[Goal of the exercise]: Write out each line in which the string "группы" is present.

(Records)

▼

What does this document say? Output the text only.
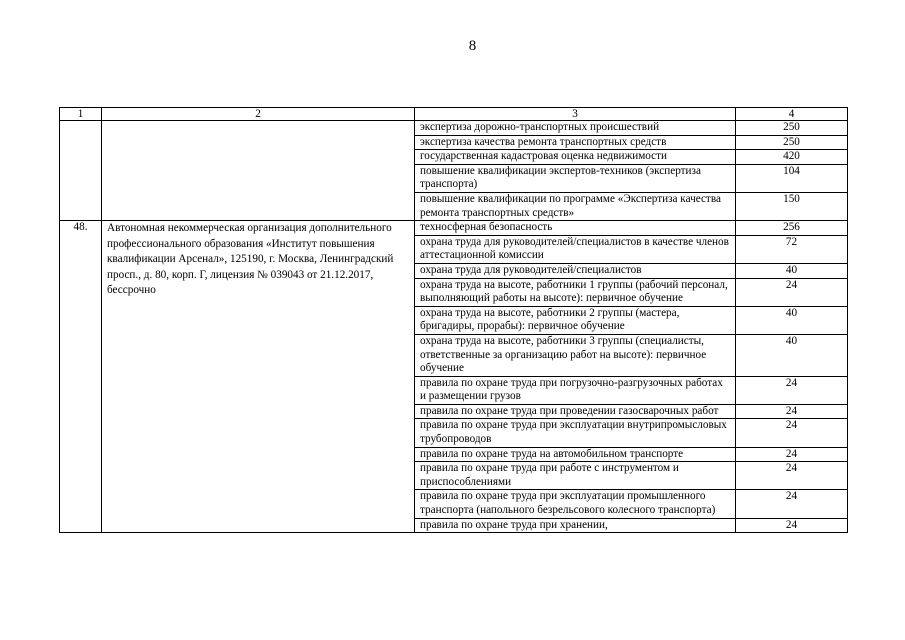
8
1	2	3	4
		экспертиза дорожно-транспортных происшествий	250
		экспертиза качества ремонта транспортных средств	250
		государственная кадастровая оценка недвижимости	420
		повышение квалификации экспертов-техников (экспертиза транспорта)	104
		повышение квалификации по программе «Экспертиза качества ремонта транспортных средств»	150
48.	Автономная некоммерческая организация дополнительного профессионального образования «Институт повышения квалификации Арсенал», 125190, г. Москва, Ленинградский просп., д. 80, корп. Г, лицензия № 039043 от 21.12.2017, бессрочно	техносферная безопасность	256
		охрана труда для руководителей/специалистов в качестве членов аттестационной комиссии	72
		охрана труда для руководителей/специалистов	40
		охрана труда на высоте, работники 1 группы (рабочий персонал, выполняющий работы на высоте): первичное обучение	24
		охрана труда на высоте, работники 2 группы (мастера, бригадиры, прорабы): первичное обучение	40
		охрана труда на высоте, работники 3 группы (специалисты, ответственные за организацию работ на высоте): первичное обучение	40
		правила по охране труда при погрузочно-разгрузочных работах и размещении грузов	24
		правила по охране труда при проведении газосварочных работ	24
		правила по охране труда при эксплуатации внутрипромысловых трубопроводов	24
		правила по охране труда на автомобильном транспорте	24
		правила по охране труда при работе с инструментом и приспособлениями	24
		правила по охране труда при эксплуатации промышленного транспорта (напольного безрельсового колесного транспорта)	24
		правила по охране труда при хранении,	24
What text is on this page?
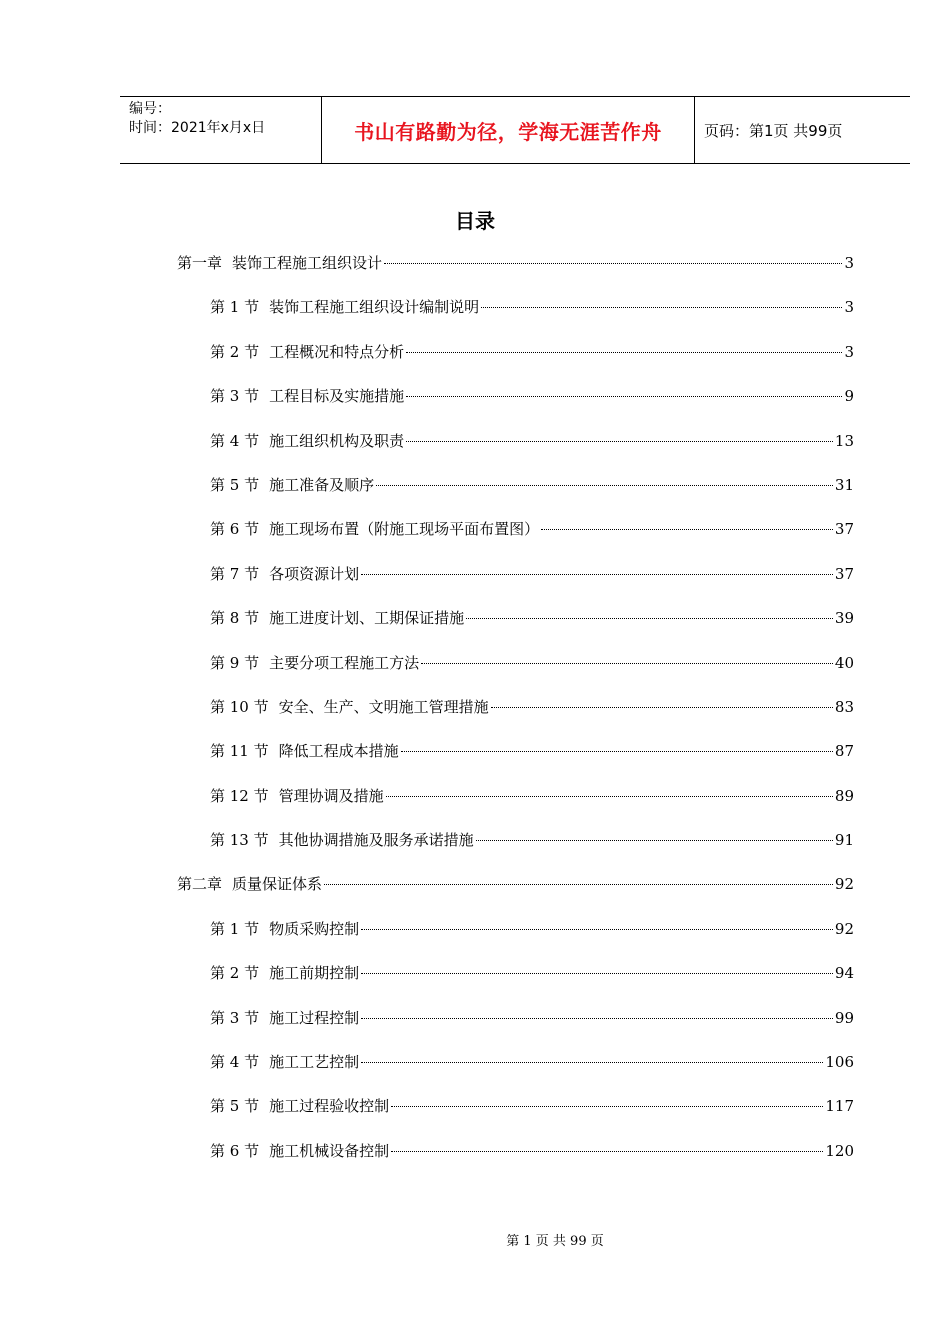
编号：
时间：2021年x月x日	书山有路勤为径，学海无涯苦作舟	页码：第1页 共99页
目录
第一章 装饰工程施工组织设计	3
第 1 节 装饰工程施工组织设计编制说明	3
第 2 节 工程概况和特点分析	3
第 3 节 工程目标及实施措施	9
第 4 节 施工组织机构及职责	13
第 5 节 施工准备及顺序	31
第 6 节 施工现场布置（附施工现场平面布置图）	37
第 7 节 各项资源计划	37
第 8 节 施工进度计划、工期保证措施	39
第 9 节 主要分项工程施工方法	40
第 10 节 安全、生产、文明施工管理措施	83
第 11 节 降低工程成本措施	87
第 12 节 管理协调及措施	89
第 13 节 其他协调措施及服务承诺措施	91
第二章 质量保证体系	92
第 1 节 物质采购控制	92
第 2 节 施工前期控制	94
第 3 节 施工过程控制	99
第 4 节 施工工艺控制	106
第 5 节 施工过程验收控制	117
第 6 节 施工机械设备控制	120
第 1 页 共 99 页
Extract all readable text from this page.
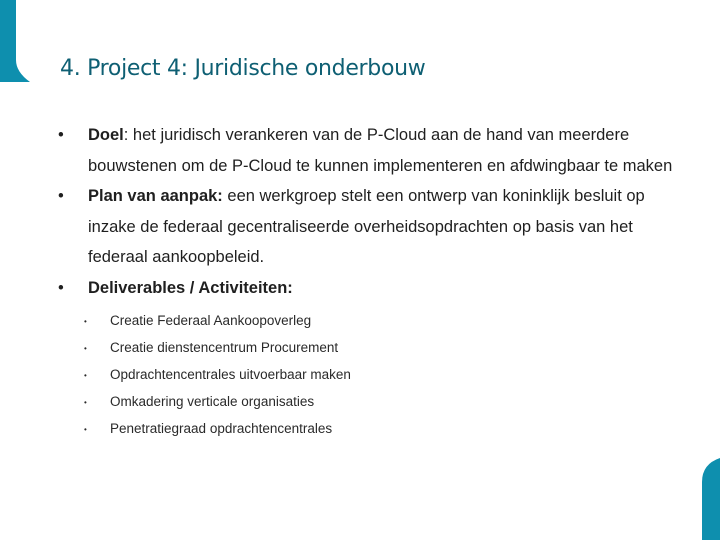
4. Project 4: Juridische onderbouw
• Doel: het juridisch verankeren van de P-Cloud aan de hand van meerdere bouwstenen om de P-Cloud te kunnen implementeren en afdwingbaar te maken
• Plan van aanpak: een werkgroep stelt een ontwerp van koninklijk besluit op inzake de federaal gecentraliseerde overheidsopdrachten op basis van het federaal aankoopbeleid.
• Deliverables / Activiteiten:
• Creatie Federaal Aankoopoverleg
• Creatie dienstencentrum Procurement
• Opdrachtencentrales uitvoerbaar maken
• Omkadering verticale organisaties
• Penetratiegraad opdrachtencentrales
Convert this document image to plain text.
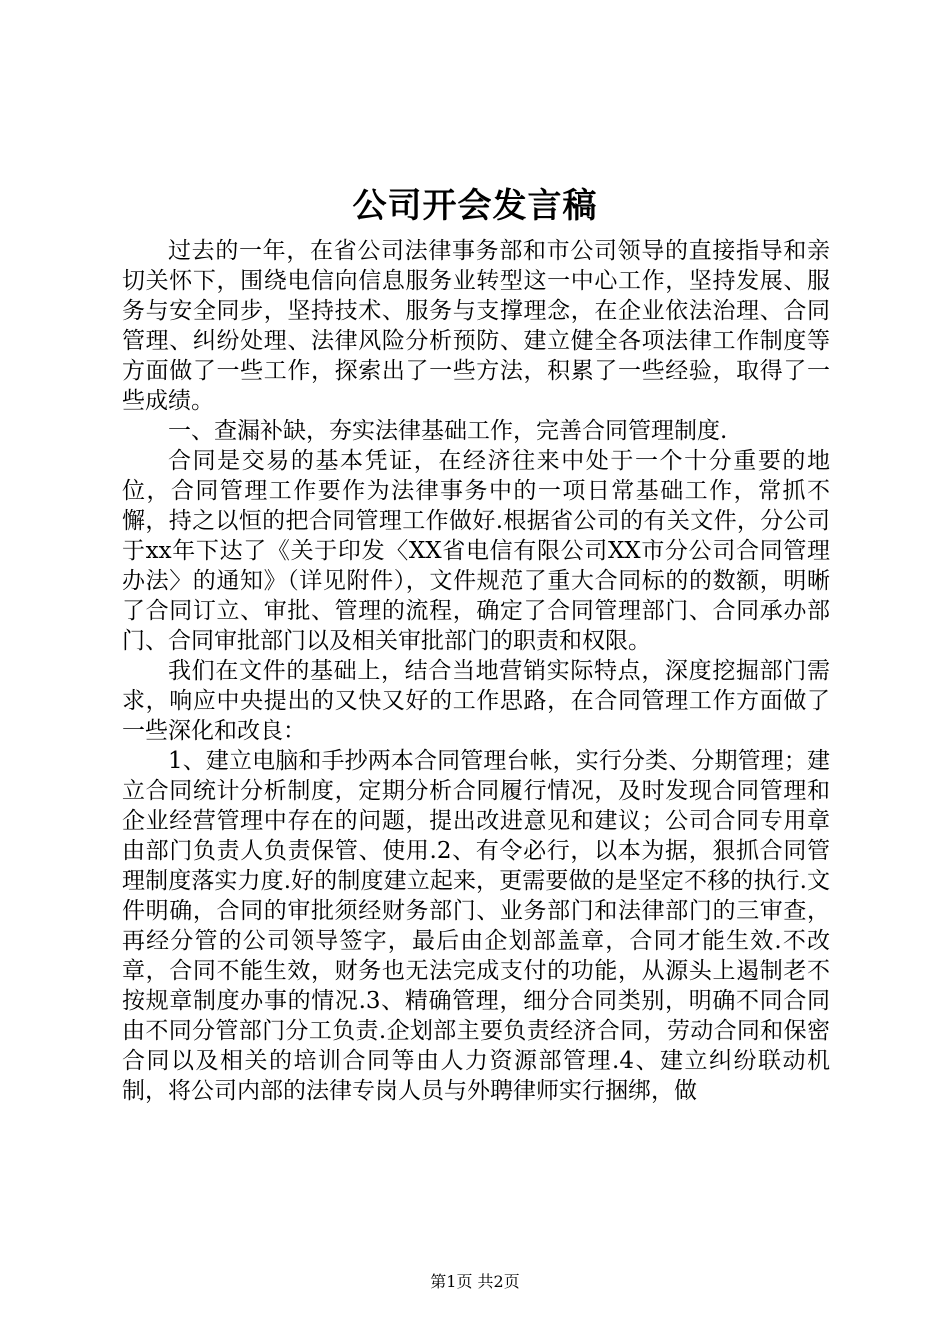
公司开会发言稿

过去的一年，在省公司法律事务部和市公司领导的直接指导和亲切关怀下，围绕电信向信息服务业转型这一中心工作，坚持发展、服务与安全同步，坚持技术、服务与支撑理念，在企业依法治理、合同管理、纠纷处理、法律风险分析预防、建立健全各项法律工作制度等方面做了一些工作，探索出了一些方法，积累了一些经验，取得了一些成绩。

一、查漏补缺，夯实法律基础工作，完善合同管理制度.

合同是交易的基本凭证，在经济往来中处于一个十分重要的地位，合同管理工作要作为法律事务中的一项日常基础工作，常抓不懈，持之以恒的把合同管理工作做好.根据省公司的有关文件，分公司于xx年下达了《关于印发〈XX省电信有限公司XX市分公司合同管理办法〉的通知》（详见附件），文件规范了重大合同标的的数额，明晰了合同订立、审批、管理的流程，确定了合同管理部门、合同承办部门、合同审批部门以及相关审批部门的职责和权限。

我们在文件的基础上，结合当地营销实际特点，深度挖掘部门需求，响应中央提出的又快又好的工作思路，在合同管理工作方面做了一些深化和改良：

1、建立电脑和手抄两本合同管理台帐，实行分类、分期管理；建立合同统计分析制度，定期分析合同履行情况，及时发现合同管理和企业经营管理中存在的问题，提出改进意见和建议；公司合同专用章由部门负责人负责保管、使用.2、有令必行，以本为据，狠抓合同管理制度落实力度.好的制度建立起来，更需要做的是坚定不移的执行.文件明确，合同的审批须经财务部门、业务部门和法律部门的三审查，再经分管的公司领导签字，最后由企划部盖章，合同才能生效.不改章，合同不能生效，财务也无法完成支付的功能，从源头上遏制老不按规章制度办事的情况.3、精确管理，细分合同类别，明确不同合同由不同分管部门分工负责.企划部主要负责经济合同，劳动合同和保密合同以及相关的培训合同等由人力资源部管理.4、建立纠纷联动机制，将公司内部的法律专岗人员与外聘律师实行捆绑，做

第1页 共2页
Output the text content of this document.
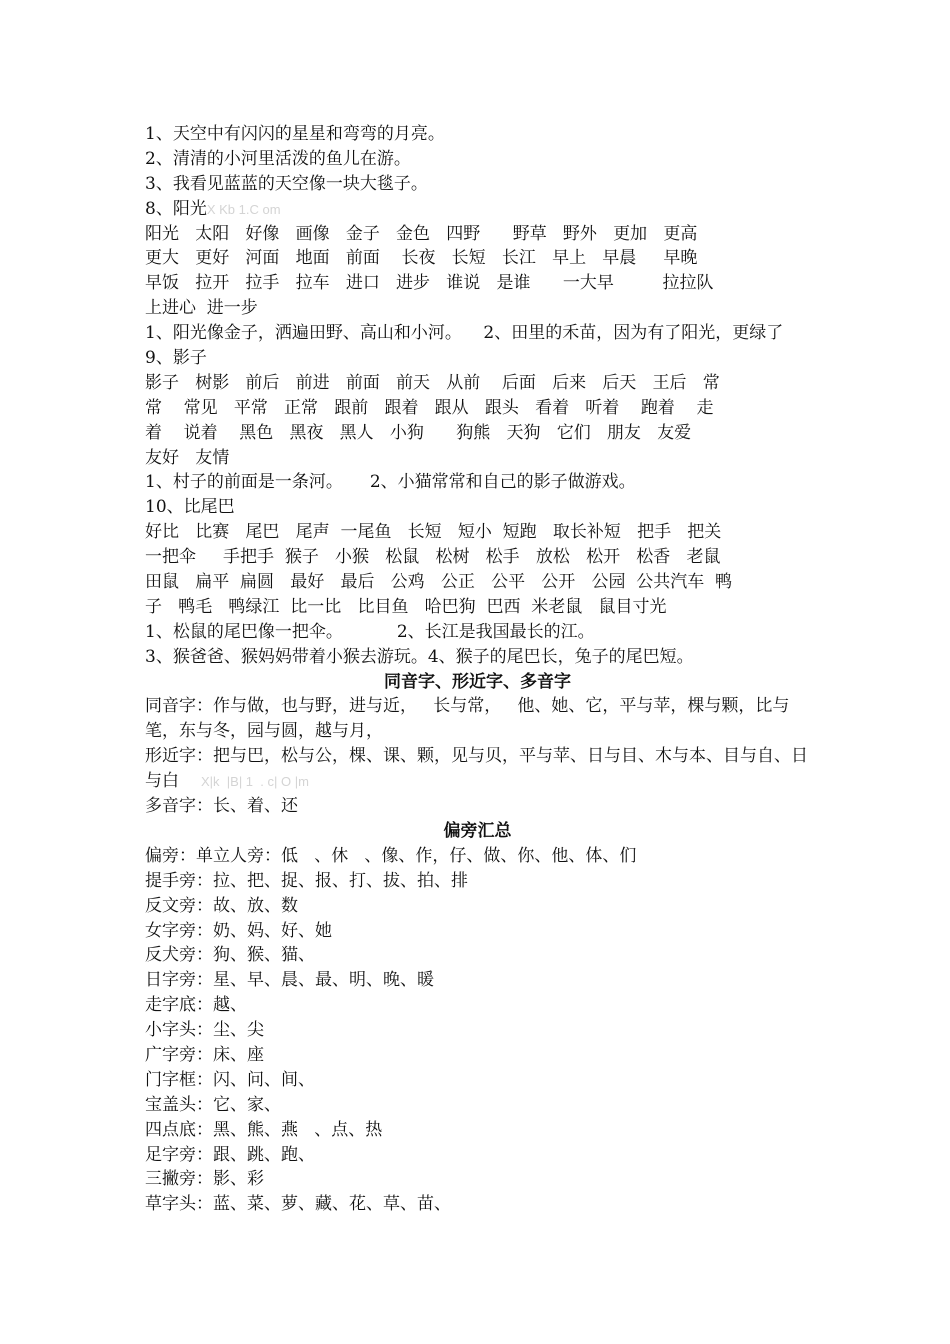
1、天空中有闪闪的星星和弯弯的月亮。
2、清清的小河里活泼的鱼儿在游。
3、我看见蓝蓝的天空像一块大毯子。
8、阳光X Kb 1.C om
阳光   太阳   好像   画像   金子   金色   四野      野草   野外   更加   更高
更大   更好   河面   地面   前面    长夜   长短   长江   早上   早晨     早晚
早饭   拉开   拉手   拉车   进口   进步   谁说   是谁      一大早         拉拉队
上进心  进一步
1、阳光像金子，洒遍田野、高山和小河。    2、田里的禾苗，因为有了阳光，更绿了
9、影子
影子   树影   前后   前进   前面   前天   从前    后面   后来   后天   王后   常
常    常见   平常   正常   跟前   跟着   跟从   跟头   看着   听着    跑着    走
着    说着    黑色   黑夜   黑人   小狗      狗熊   天狗   它们   朋友   友爱
友好   友情
1、村子的前面是一条河。     2、小猫常常和自己的影子做游戏。
10、比尾巴
好比   比赛   尾巴   尾声  一尾鱼   长短   短小  短跑   取长补短   把手   把关
一把伞     手把手  猴子   小猴   松鼠   松树   松手   放松   松开   松香   老鼠
田鼠   扁平  扁圆   最好   最后   公鸡   公正   公平   公开   公园  公共汽车  鸭
子   鸭毛   鸭绿江  比一比   比目鱼   哈巴狗  巴西  米老鼠   鼠目寸光
1、松鼠的尾巴像一把伞。          2、长江是我国最长的江。
3、猴爸爸、猴妈妈带着小猴去游玩。4、猴子的尾巴长，兔子的尾巴短。
同音字、形近字、多音字
同音字：作与做，也与野，进与近，   长与常，   他、她、它，平与苹，棵与颗，比与
笔，东与冬，园与圆，越与月，
形近字：把与巴，松与公，棵、课、颗，见与贝，平与苹、日与目、木与本、目与自、日
与白 X|k  |B| 1  . c| O |m
多音字：长、着、还
偏旁汇总
偏旁：单立人旁：低   、休   、像、作，仔、做、你、他、体、们
提手旁：拉、把、捉、报、打、拔、拍、排
反文旁：故、放、数
女字旁：奶、妈、好、她
反犬旁：狗、猴、猫、
日字旁：星、早、晨、最、明、晚、暖
走字底：越、
小字头：尘、尖
广字旁：床、座
门字框：闪、问、间、
宝盖头：它、家、
四点底：黑、熊、燕   、点、热
足字旁：跟、跳、跑、
三撇旁：影、彩
草字头：蓝、菜、萝、藏、花、草、苗、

▲

[Solution to the exercise]:
		охрана труда на высоте, работники 1 группы (рабочий персонал, выполняющий работы на высоте): первичное обучение	24
		охрана труда на высоте, работники 2 группы (мастера, бригадиры, прорабы): первичное обучение	40
		охрана труда на высоте, работники 3 группы (специалисты, ответственные за организацию работ на высоте): первичное обучение	40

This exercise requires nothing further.